Mückstein: Die Soziologin Franziska Schutzbach erklärt, dass sich vieles der rechten Rhetorik, die heute stark Einzug in die Mitte der Gesellschaft gehalten hat, in den Anfängen des Nationalsozialismus wiederfinden lässt. Zum Beispiel die Vorstellung, dass die Verweichlichung der Gesellschaft ein riesiges Problem sei. Heutige Diskurse über Snowflake-Generationen, die sensible Jugend, kommen aus der amerikanischen Alt-Right und sind in der Gesellschaft bis links der Mitte aufgriffen und unreflektiert weiterverwendet worden. Dass der "verweichlichte Mann" eine Gefahr sei, behaupteten auch die Nationalsozialisten über jüdische Männer.

STANDARD: Auch Cancel Culture und Wokeness gehören zu diesen Alt-Right-Diskursen. Wie sehen Sie diese?**

Mückstein: Ich finde es erschreckend, weil ich immer wieder Gespräche mit Menschen habe, die ich für schlau halte, aber die etwa den Begriff woke abwertend verwenden. Dann frage ich, woher kommt das, dass du sagst, woke oder sensibel zu sein, sei eine schlechte Sache? Wokeness kommt aus der schwarzen Kultur und sagt nichts anderes, als politisch wach und aufmerksam zu sein. Wie kann man das ins Lächerliche ziehen? Schade ist, dass wirklich kluge Leute diese Worte übernehmen, ohne die Ideengeschichte dahinter in Betracht zu ziehen. Genauso sehe ich das auch mit Cancel Culture. Da wird behauptet, dass eigentlich marginalisierte Gruppen die Macht dazu hätten, jemanden auszulöschen. Oft wird jemand aber nur öffentlich kritisiert, das ist etwas anderes.

Ich habe mich sehr viel mit Fragen von sexualisierter Gewalt in meiner Arbeitswelt beschäftigt, und ich wünschte, es wäre möglich, jemanden zu canceln. Es ist aber nicht möglich. Wir kämpfen vielmehr mit dem Problem, dass wir Täter kennen, aber keine juristische Handhabe haben, darüber zu sprechen. Wir dürfen ihre Namen nicht nennen, weil wir sonst verklagt werden, und müssen damit leben, dass sie weitermachen, als ob nichts passiert wäre.

▶ **AUFGABENSTELLUNG**
Führe das Interview über rechte Rhetorik und Cancel Culture im Anschluss an seinen letzten Satz weiter.

▶ **QUELLENAUSZUG**
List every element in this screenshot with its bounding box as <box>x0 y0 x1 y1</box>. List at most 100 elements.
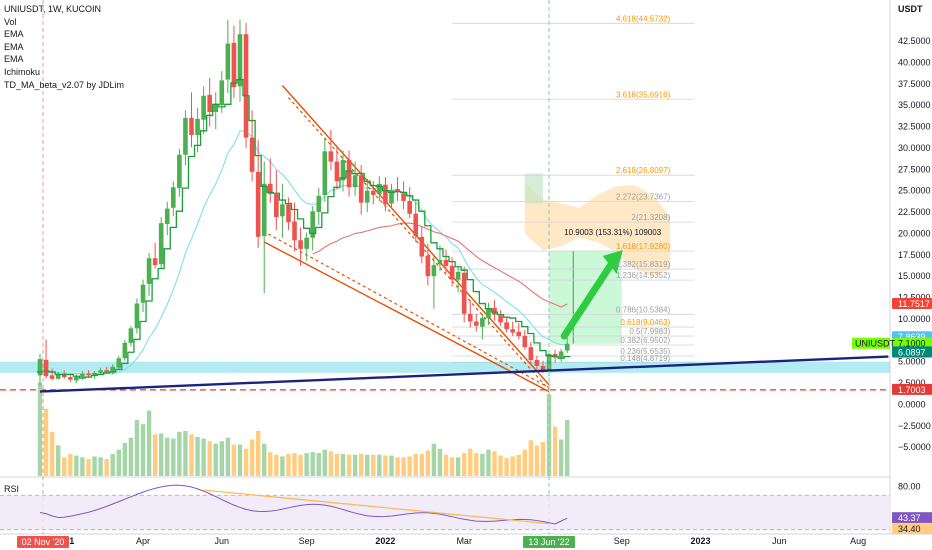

▶ **DIE ANTWORT**
STANDARD: Haben Sie dennoch das Gefühl, dass sich die Branche bewegt?

Mückstein: Ich habe eben einen Tatort abgedreht, und ich hatte das Gefühl, dass die Stimmung am Set anders ist. Von meinem sehr jungen Team hatte ich den Eindruck, dass viele sich nichts mehr gefallen lassen. Besonders bei jüngeren Frauen gibt es viel mehr Wissen über die Übergriffsthematik ebenso wie eine treffendere Sprache und den Willen, auszusprechen, was passiert und was sie sehen. Mehr Mut und mehr Freiheit. Rundherum fehlt es weiterhin an Maßnahmen, Regelungen und Aufklärung. Außerdem fehlt die Auseinandersetzung mit der Frage, ob Strafrecht der Maßstab für die Entscheidung sein soll, ob man mit Menschen zusammenarbeitet, die potenziell für andere eine Gefahr sind.

STANDARD: Was macht feministische Filmarbeit aus?

Mückstein: Das beschäftigt mich sehr, und ich muss sagen, dass auch bei mir erst in den letzten Jahren eine große Sensibilität dafür entstanden ist, wie wir tatsächlich in unseren Arbeitsprozessen mit Leuten umgehen, welche Art von Umgang und welche Hierarchien normalisiert sind, die nicht nötig wären. Zeit und Geld sind die wichtigsten Kriterien. Wenn es nötig ist, unter diesem Druck jemanden schlecht zu behandeln, dann ist es halt so. Aber kein Film kann es wert sein, an Menschen einen Schaden zu hinterlassen. Das muss aufhören.

STANDARD: Was ist mit der vielzitierten Grenzüberschreitung der Kunst?

Mückstein: Es steht jedem Künstler und jeder Künstlerin zu, ihre eigenen Grenzen zu überschreiten, aber die Grenzen der anderen dürfen nicht überschritten werden. (Valerie Dirk, 29.3.2023)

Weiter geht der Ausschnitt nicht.